* Set exercise 1: State whether each statement below agrees with the text on mini Kunafa, answering yes or no and quoting the deciding words of that text: (a) ghee is recommended over butter; (b) the Kunafa dough for this recipe must be fresh; (c) the dessert has to be served cold.

* Text block:
□ □ □

Mini Kunafa with Ricotta cheese is not only a delight for your sweet cravings but the eyes as well. Its beauty and color aesthetics eventually enhances the beauty of your festive tables.
Mini Kunafa is filled with ricotta cheese generously poured with fragrant sugar syrup.

In case you are not familiar with Kunafa, it is simply a dessert pie. Yet it tastes much better than any ordinary dessert pie. The texture is quite crunchy and soft because of the clotted cream and cheese in it.
Nothing beats Kunafa when it comes to trying a dessert that has been pleasing palates for years. The vibrant orange and green colors of the dish make it a show-stopper.
Kunafa Is A Famous Middle Eastern Dessert
Kunafa is a festive dessert for the people living in the Middle East. It contributes to the festivities of their different occasions. We all know desserts are the major and most delicious part of Middle Eastern cuisines.
Kunafa is one of the most well-known desserts in the Middle East. It also serves across Egypt and Turkish restaurants. Some food historians believe that mini Kunafa has an Arabic origin.

The crunchy and soft texture of mini Kunafa is a favorite dessert pie of all ages. It contains cheese which is rarely found in any other dessert. A thin layer of thinly sweetened ricotta cheese is layered on top of this Kunafa recipe, which is then immersed in sugar syrup.
You can serve it hot or cold. This flaky pastry is buttery, and it encases a dairy pudding with a soft cheese flavor. The finished product is topped with a drizzle of plain syrup and crushed pistachios. This adds a richer feel to taste buds and makes Kunafa a winning dessert.

Mini Kunafa With Ricotta Cheese Ingredients?
- Ricotta cheese: Ricotta cheese is a star ingredient in mini Kunafa. Bad quality ricotta can spoil your whole effort. Ricotta cheese is responsible for the texture of your mini Kunafa.
- Mozzarella cheese: I will suggest using shredded mozzarella cheese along with ricotta cheese. It is a secret ingredient to have the best cheesy mini Kunafa.
- Kunafa dough: It's a vermicelli-like fluffy, twisted, super-thin pastry that's widely available in the Middle East and Eastern Europe. You can find it in the frozen Greek department of most major supermarkets in non-Middle Eastern countries. You can use fresh or frozen in this recipe.
- Ghee: Ghee is preferable to butter. But if you like soft Kunafa rather than crunchy, then you can use clarified butter. Clarified butter will not give a denser texture.
Ingredients for topping
- Pistachio: Minced Pistachio is perfect for the topping of Kunafa. It enhances the beauty of Kunafa and taste as well.
- Dry rose petals: Dry rose petals increase the beauty of Kunafa and provide a soothing fragrance.

□ □ □

* Given entries:
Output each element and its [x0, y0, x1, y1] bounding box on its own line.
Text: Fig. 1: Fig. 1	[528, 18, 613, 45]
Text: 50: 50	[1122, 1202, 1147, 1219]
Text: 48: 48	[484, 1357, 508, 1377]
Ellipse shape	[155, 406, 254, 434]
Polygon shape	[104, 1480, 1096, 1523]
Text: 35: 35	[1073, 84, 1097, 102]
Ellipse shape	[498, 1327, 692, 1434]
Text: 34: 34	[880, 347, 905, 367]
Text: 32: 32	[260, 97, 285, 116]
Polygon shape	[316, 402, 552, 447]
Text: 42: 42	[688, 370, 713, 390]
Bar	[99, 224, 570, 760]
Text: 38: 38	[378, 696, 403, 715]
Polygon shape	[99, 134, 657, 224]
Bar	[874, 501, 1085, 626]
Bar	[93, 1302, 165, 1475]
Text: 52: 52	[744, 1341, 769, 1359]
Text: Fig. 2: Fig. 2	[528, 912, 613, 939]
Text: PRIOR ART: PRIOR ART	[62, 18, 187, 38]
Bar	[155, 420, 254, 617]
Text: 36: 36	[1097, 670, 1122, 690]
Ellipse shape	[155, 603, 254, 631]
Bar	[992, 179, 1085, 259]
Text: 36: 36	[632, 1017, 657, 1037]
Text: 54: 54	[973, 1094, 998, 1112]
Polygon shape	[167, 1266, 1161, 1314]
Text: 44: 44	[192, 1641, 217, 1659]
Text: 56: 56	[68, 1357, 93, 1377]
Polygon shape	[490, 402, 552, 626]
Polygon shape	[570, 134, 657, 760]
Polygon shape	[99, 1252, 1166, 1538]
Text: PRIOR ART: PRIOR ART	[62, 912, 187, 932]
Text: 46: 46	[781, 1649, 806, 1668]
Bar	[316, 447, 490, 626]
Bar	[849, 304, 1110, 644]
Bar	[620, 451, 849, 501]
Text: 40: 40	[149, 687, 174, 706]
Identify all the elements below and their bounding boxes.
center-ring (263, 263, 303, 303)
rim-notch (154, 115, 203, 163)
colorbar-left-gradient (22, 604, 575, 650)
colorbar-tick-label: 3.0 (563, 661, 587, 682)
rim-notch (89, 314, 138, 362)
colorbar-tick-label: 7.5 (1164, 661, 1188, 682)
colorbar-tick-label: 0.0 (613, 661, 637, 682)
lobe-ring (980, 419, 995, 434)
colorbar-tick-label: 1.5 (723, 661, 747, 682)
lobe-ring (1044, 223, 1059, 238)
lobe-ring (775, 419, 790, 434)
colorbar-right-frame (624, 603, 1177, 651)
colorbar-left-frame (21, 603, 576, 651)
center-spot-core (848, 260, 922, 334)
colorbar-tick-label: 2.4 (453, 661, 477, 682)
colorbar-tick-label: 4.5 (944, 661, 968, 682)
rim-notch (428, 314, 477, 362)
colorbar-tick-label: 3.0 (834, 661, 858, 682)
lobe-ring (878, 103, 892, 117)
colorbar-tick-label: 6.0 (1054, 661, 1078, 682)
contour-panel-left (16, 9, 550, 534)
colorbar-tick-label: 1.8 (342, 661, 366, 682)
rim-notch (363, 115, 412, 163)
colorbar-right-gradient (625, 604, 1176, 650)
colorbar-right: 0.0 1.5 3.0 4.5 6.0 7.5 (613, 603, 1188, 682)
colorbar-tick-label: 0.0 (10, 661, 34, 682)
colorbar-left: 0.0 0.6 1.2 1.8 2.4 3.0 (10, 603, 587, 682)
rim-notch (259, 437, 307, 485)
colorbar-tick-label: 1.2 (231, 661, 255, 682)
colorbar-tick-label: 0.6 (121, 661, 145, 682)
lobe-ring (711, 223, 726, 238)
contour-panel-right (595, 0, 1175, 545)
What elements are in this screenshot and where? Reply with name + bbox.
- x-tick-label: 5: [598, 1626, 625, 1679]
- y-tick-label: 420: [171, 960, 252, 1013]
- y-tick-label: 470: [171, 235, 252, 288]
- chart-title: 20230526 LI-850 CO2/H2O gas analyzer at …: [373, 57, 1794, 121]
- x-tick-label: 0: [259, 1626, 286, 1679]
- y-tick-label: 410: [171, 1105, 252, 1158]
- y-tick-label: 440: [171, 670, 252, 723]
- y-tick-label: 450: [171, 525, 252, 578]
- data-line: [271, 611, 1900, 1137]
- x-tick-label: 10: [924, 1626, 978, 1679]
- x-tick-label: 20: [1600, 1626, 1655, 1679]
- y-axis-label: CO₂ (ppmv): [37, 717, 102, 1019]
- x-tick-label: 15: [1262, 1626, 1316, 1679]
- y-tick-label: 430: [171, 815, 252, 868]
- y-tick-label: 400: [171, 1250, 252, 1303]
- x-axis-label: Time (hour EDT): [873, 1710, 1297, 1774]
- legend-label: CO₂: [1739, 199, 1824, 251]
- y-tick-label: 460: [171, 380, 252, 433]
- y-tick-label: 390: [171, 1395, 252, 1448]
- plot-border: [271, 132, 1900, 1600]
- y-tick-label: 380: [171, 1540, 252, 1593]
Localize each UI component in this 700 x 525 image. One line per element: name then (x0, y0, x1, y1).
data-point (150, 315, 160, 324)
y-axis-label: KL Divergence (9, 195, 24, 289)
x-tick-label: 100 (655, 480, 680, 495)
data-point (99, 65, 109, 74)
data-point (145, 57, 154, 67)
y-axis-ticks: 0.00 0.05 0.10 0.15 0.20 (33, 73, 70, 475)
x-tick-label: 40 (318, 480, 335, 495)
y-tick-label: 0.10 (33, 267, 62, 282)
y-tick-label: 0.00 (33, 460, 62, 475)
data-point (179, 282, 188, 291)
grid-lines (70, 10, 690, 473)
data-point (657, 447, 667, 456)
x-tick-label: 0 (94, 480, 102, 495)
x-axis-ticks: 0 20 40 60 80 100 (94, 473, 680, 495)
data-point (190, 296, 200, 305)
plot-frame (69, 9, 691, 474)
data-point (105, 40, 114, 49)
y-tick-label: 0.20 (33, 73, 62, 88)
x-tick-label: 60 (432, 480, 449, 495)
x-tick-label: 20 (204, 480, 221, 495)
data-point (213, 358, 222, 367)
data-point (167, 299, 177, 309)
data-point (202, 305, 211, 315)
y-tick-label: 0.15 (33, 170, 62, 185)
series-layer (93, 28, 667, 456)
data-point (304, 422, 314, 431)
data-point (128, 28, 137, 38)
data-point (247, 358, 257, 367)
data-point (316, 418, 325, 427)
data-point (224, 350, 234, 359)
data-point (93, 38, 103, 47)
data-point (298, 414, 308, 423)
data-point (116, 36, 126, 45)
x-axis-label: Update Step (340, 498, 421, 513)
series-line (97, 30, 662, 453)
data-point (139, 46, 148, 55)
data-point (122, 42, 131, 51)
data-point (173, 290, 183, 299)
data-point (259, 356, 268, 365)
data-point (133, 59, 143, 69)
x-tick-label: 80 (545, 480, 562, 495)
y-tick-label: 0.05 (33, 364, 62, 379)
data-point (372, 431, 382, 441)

□ □ □

* Set exercise 2: Reproduce the records verbatim, starting at the beginning of the records and ending at the line that contains "rim-notch (428, 314, 477, 362)", with that line included.

* Exercise solution 1:
(a) Yes: "Ghee is preferable to butter."
(b) No: "You can use fresh or frozen in this recipe."
(c) No: "You can serve it hot or cold."

* Exercise solution 2:
Output each element and its [x0, y0, x1, y1] bounding box on its own line.
Text: Fig. 1: Fig. 1	[528, 18, 613, 45]
Text: 50: 50	[1122, 1202, 1147, 1219]
Text: 48: 48	[484, 1357, 508, 1377]
Ellipse shape	[155, 406, 254, 434]
Polygon shape	[104, 1480, 1096, 1523]
Text: 35: 35	[1073, 84, 1097, 102]
Ellipse shape	[498, 1327, 692, 1434]
Text: 34: 34	[880, 347, 905, 367]
Text: 32: 32	[260, 97, 285, 116]
Polygon shape	[316, 402, 552, 447]
Text: 42: 42	[688, 370, 713, 390]
Bar	[99, 224, 570, 760]
Text: 38: 38	[378, 696, 403, 715]
Polygon shape	[99, 134, 657, 224]
Bar	[874, 501, 1085, 626]
Bar	[93, 1302, 165, 1475]
Text: 52: 52	[744, 1341, 769, 1359]
Text: Fig. 2: Fig. 2	[528, 912, 613, 939]
Text: PRIOR ART: PRIOR ART	[62, 18, 187, 38]
Bar	[155, 420, 254, 617]
Text: 36: 36	[1097, 670, 1122, 690]
Ellipse shape	[155, 603, 254, 631]
Bar	[992, 179, 1085, 259]
Text: 36: 36	[632, 1017, 657, 1037]
Text: 54: 54	[973, 1094, 998, 1112]
Polygon shape	[167, 1266, 1161, 1314]
Text: 44: 44	[192, 1641, 217, 1659]
Text: 56: 56	[68, 1357, 93, 1377]
Polygon shape	[490, 402, 552, 626]
Polygon shape	[570, 134, 657, 760]
Polygon shape	[99, 1252, 1166, 1538]
Text: PRIOR ART: PRIOR ART	[62, 912, 187, 932]
Text: 46: 46	[781, 1649, 806, 1668]
Bar	[316, 447, 490, 626]
Bar	[849, 304, 1110, 644]
Bar	[620, 451, 849, 501]
Text: 40: 40	[149, 687, 174, 706]
Identify all the elements below and their bounding boxes.
center-ring (263, 263, 303, 303)
rim-notch (154, 115, 203, 163)
colorbar-left-gradient (22, 604, 575, 650)
colorbar-tick-label: 3.0 (563, 661, 587, 682)
rim-notch (89, 314, 138, 362)
colorbar-tick-label: 7.5 (1164, 661, 1188, 682)
colorbar-tick-label: 0.0 (613, 661, 637, 682)
lobe-ring (980, 419, 995, 434)
colorbar-tick-label: 1.5 (723, 661, 747, 682)
lobe-ring (1044, 223, 1059, 238)
lobe-ring (775, 419, 790, 434)
colorbar-right-frame (624, 603, 1177, 651)
colorbar-left-frame (21, 603, 576, 651)
center-spot-core (848, 260, 922, 334)
colorbar-tick-label: 2.4 (453, 661, 477, 682)
colorbar-tick-label: 4.5 (944, 661, 968, 682)
rim-notch (428, 314, 477, 362)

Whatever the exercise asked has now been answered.